■ PROMPT: Retype all of the entries word for word.

--- Start GIVEN RECORDS ---

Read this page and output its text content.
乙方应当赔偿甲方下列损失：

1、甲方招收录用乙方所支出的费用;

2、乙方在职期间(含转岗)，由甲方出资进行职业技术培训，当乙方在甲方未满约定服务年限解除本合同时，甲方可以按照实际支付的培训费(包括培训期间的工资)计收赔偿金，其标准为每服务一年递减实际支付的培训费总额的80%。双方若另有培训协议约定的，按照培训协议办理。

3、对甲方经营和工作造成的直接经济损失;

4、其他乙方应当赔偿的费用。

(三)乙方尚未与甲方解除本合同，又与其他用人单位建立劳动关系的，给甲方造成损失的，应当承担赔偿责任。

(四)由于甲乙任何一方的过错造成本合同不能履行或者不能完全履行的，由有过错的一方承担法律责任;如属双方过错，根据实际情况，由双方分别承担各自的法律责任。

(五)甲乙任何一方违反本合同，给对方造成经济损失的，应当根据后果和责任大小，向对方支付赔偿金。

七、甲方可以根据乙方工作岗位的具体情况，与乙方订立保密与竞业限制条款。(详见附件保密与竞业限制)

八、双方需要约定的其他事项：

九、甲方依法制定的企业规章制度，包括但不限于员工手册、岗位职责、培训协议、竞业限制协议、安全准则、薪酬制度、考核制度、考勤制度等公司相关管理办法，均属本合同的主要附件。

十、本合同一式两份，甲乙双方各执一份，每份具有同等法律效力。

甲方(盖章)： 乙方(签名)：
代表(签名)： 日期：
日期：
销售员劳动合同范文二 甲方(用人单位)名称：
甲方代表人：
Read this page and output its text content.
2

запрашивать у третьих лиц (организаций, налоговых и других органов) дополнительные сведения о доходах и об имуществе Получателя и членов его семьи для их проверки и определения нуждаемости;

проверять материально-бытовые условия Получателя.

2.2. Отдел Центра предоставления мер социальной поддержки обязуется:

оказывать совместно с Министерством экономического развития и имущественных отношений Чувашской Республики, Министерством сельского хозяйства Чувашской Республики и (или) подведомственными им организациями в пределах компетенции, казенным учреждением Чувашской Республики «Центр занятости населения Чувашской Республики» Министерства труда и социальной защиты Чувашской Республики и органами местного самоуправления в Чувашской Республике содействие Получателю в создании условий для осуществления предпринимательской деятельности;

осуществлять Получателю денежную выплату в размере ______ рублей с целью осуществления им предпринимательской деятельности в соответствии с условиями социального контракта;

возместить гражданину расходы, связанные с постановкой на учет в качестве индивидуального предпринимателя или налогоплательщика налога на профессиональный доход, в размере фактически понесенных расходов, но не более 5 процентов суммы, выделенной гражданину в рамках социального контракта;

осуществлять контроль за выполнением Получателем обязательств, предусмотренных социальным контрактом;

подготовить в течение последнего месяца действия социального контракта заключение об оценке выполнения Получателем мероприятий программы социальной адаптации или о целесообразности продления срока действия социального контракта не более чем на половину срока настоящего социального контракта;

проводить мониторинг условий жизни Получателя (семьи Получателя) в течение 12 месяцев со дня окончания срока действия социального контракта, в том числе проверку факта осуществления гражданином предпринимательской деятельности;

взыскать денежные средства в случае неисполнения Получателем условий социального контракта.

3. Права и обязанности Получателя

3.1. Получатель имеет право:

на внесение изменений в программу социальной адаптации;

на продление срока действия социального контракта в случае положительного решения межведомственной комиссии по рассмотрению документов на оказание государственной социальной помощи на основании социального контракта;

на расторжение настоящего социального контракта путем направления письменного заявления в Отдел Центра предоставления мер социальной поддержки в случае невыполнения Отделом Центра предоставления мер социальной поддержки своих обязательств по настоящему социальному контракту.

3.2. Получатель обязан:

--- End GIVEN RECORDS ---

■ RESULT:
Read this page and output its text content.
乙方应当赔偿甲方下列损失：

1、甲方招收录用乙方所支出的费用;

2、乙方在职期间(含转岗)，由甲方出资进行职业技术培训，当乙方在甲方未满约定服务年限解除本合同时，甲方可以按照实际支付的培训费(包括培训期间的工资)计收赔偿金，其标准为每服务一年递减实际支付的培训费总额的80%。双方若另有培训协议约定的，按照培训协议办理。

3、对甲方经营和工作造成的直接经济损失;

4、其他乙方应当赔偿的费用。

(三)乙方尚未与甲方解除本合同，又与其他用人单位建立劳动关系的，给甲方造成损失的，应当承担赔偿责任。

(四)由于甲乙任何一方的过错造成本合同不能履行或者不能完全履行的，由有过错的一方承担法律责任;如属双方过错，根据实际情况，由双方分别承担各自的法律责任。

(五)甲乙任何一方违反本合同，给对方造成经济损失的，应当根据后果和责任大小，向对方支付赔偿金。

七、甲方可以根据乙方工作岗位的具体情况，与乙方订立保密与竞业限制条款。(详见附件保密与竞业限制)

八、双方需要约定的其他事项：

九、甲方依法制定的企业规章制度，包括但不限于员工手册、岗位职责、培训协议、竞业限制协议、安全准则、薪酬制度、考核制度、考勤制度等公司相关管理办法，均属本合同的主要附件。

十、本合同一式两份，甲乙双方各执一份，每份具有同等法律效力。

甲方(盖章)： 乙方(签名)：
代表(签名)： 日期：
日期：
销售员劳动合同范文二 甲方(用人单位)名称：
甲方代表人：
Read this page and output its text content.
2

запрашивать у третьих лиц (организаций, налоговых и других органов) дополнительные сведения о доходах и об имуществе Получателя и членов его семьи для их проверки и определения нуждаемости;

проверять материально-бытовые условия Получателя.

2.2. Отдел Центра предоставления мер социальной поддержки обязуется:

оказывать совместно с Министерством экономического развития и имущественных отношений Чувашской Республики, Министерством сельского хозяйства Чувашской Республики и (или) подведомственными им организациями в пределах компетенции, казенным учреждением Чувашской Республики «Центр занятости населения Чувашской Республики» Министерства труда и социальной защиты Чувашской Республики и органами местного самоуправления в Чувашской Республике содействие Получателю в создании условий для осуществления предпринимательской деятельности;

осуществлять Получателю денежную выплату в размере ______ рублей с целью осуществления им предпринимательской деятельности в соответствии с условиями социального контракта;

возместить гражданину расходы, связанные с постановкой на учет в качестве индивидуального предпринимателя или налогоплательщика налога на профессиональный доход, в размере фактически понесенных расходов, но не более 5 процентов суммы, выделенной гражданину в рамках социального контракта;

осуществлять контроль за выполнением Получателем обязательств, предусмотренных социальным контрактом;

подготовить в течение последнего месяца действия социального контракта заключение об оценке выполнения Получателем мероприятий программы социальной адаптации или о целесообразности продления срока действия социального контракта не более чем на половину срока настоящего социального контракта;

проводить мониторинг условий жизни Получателя (семьи Получателя) в течение 12 месяцев со дня окончания срока действия социального контракта, в том числе проверку факта осуществления гражданином предпринимательской деятельности;

взыскать денежные средства в случае неисполнения Получателем условий социального контракта.

3. Права и обязанности Получателя

3.1. Получатель имеет право:

на внесение изменений в программу социальной адаптации;

на продление срока действия социального контракта в случае положительного решения межведомственной комиссии по рассмотрению документов на оказание государственной социальной помощи на основании социального контракта;

на расторжение настоящего социального контракта путем направления письменного заявления в Отдел Центра предоставления мер социальной поддержки в случае невыполнения Отделом Центра предоставления мер социальной поддержки своих обязательств по настоящему социальному контракту.

3.2. Получатель обязан:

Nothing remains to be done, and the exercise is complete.